Reproduce the listing exactly, with no pictures in your copy.

[Recorded data]
»»

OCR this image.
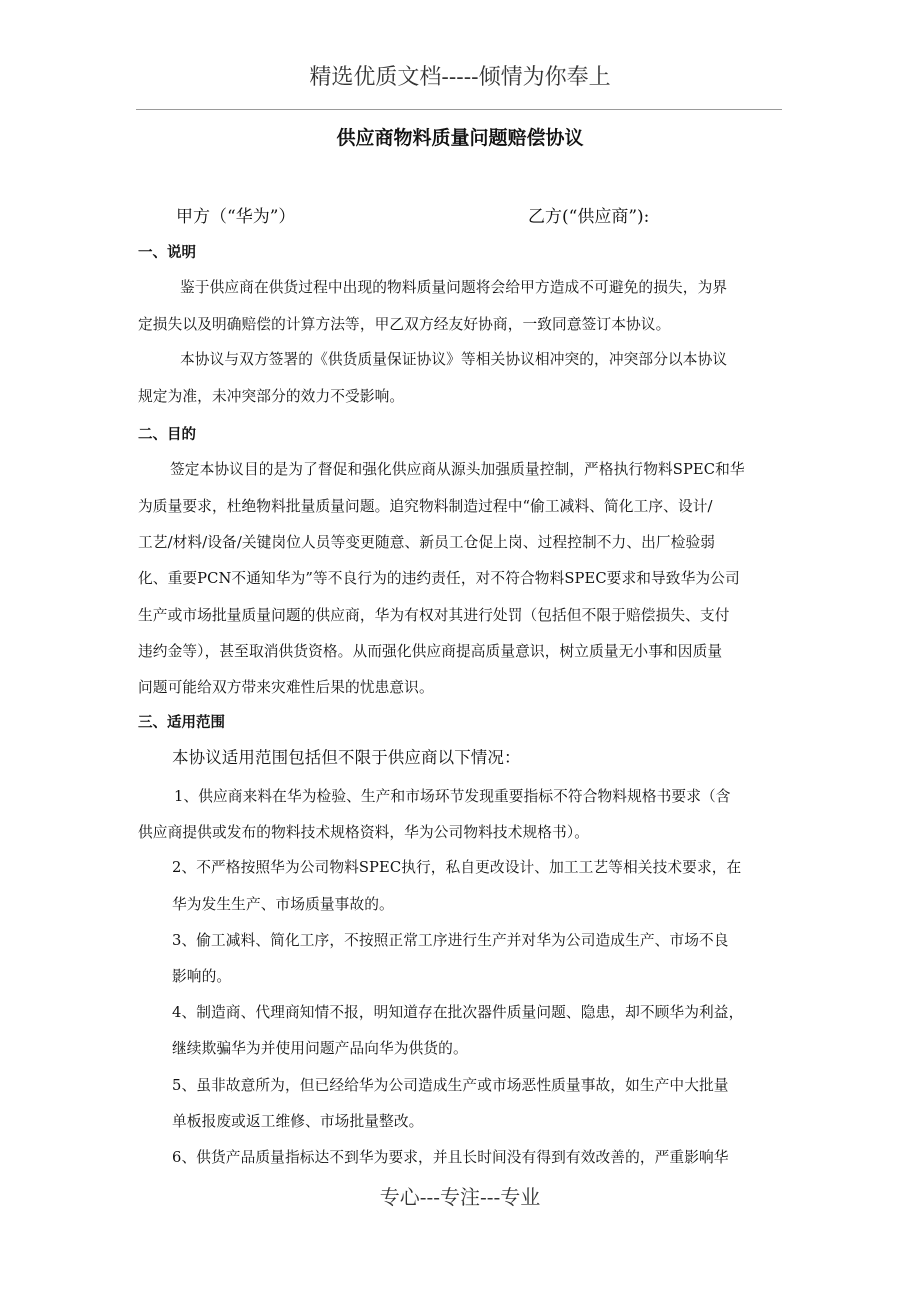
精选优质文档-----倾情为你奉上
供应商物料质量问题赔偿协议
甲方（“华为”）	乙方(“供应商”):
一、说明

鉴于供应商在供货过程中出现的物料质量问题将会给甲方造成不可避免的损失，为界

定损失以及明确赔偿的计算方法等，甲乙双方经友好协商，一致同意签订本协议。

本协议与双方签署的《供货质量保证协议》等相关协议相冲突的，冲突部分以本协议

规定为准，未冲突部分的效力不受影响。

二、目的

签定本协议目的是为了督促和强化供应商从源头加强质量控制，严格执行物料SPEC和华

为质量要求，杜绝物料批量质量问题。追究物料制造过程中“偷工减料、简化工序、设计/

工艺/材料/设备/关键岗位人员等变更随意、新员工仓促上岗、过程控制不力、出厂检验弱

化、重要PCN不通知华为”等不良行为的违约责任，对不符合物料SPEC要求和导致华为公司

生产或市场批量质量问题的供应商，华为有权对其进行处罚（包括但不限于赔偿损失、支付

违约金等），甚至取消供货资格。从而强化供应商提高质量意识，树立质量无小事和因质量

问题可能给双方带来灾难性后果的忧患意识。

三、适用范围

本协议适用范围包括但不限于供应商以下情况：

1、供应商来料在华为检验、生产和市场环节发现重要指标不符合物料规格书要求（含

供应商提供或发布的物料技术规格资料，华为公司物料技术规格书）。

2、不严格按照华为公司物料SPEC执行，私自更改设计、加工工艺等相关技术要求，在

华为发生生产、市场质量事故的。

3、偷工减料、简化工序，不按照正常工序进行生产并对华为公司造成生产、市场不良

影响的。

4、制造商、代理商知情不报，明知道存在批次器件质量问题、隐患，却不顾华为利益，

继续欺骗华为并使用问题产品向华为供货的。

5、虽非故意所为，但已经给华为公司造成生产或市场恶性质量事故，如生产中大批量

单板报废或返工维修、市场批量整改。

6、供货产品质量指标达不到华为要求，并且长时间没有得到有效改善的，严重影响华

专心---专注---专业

««

» **The response**:
OCR this image.
精选优质文档-----倾情为你奉上
供应商物料质量问题赔偿协议
甲方（“华为”）	乙方(“供应商”):
一、说明

鉴于供应商在供货过程中出现的物料质量问题将会给甲方造成不可避免的损失，为界

定损失以及明确赔偿的计算方法等，甲乙双方经友好协商，一致同意签订本协议。

本协议与双方签署的《供货质量保证协议》等相关协议相冲突的，冲突部分以本协议

规定为准，未冲突部分的效力不受影响。

二、目的

签定本协议目的是为了督促和强化供应商从源头加强质量控制，严格执行物料SPEC和华

为质量要求，杜绝物料批量质量问题。追究物料制造过程中“偷工减料、简化工序、设计/

工艺/材料/设备/关键岗位人员等变更随意、新员工仓促上岗、过程控制不力、出厂检验弱

化、重要PCN不通知华为”等不良行为的违约责任，对不符合物料SPEC要求和导致华为公司

生产或市场批量质量问题的供应商，华为有权对其进行处罚（包括但不限于赔偿损失、支付

违约金等），甚至取消供货资格。从而强化供应商提高质量意识，树立质量无小事和因质量

问题可能给双方带来灾难性后果的忧患意识。

三、适用范围

本协议适用范围包括但不限于供应商以下情况：

1、供应商来料在华为检验、生产和市场环节发现重要指标不符合物料规格书要求（含

供应商提供或发布的物料技术规格资料，华为公司物料技术规格书）。

2、不严格按照华为公司物料SPEC执行，私自更改设计、加工工艺等相关技术要求，在

华为发生生产、市场质量事故的。

3、偷工减料、简化工序，不按照正常工序进行生产并对华为公司造成生产、市场不良

影响的。

4、制造商、代理商知情不报，明知道存在批次器件质量问题、隐患，却不顾华为利益，

继续欺骗华为并使用问题产品向华为供货的。

5、虽非故意所为，但已经给华为公司造成生产或市场恶性质量事故，如生产中大批量

单板报废或返工维修、市场批量整改。

6、供货产品质量指标达不到华为要求，并且长时间没有得到有效改善的，严重影响华

专心---专注---专业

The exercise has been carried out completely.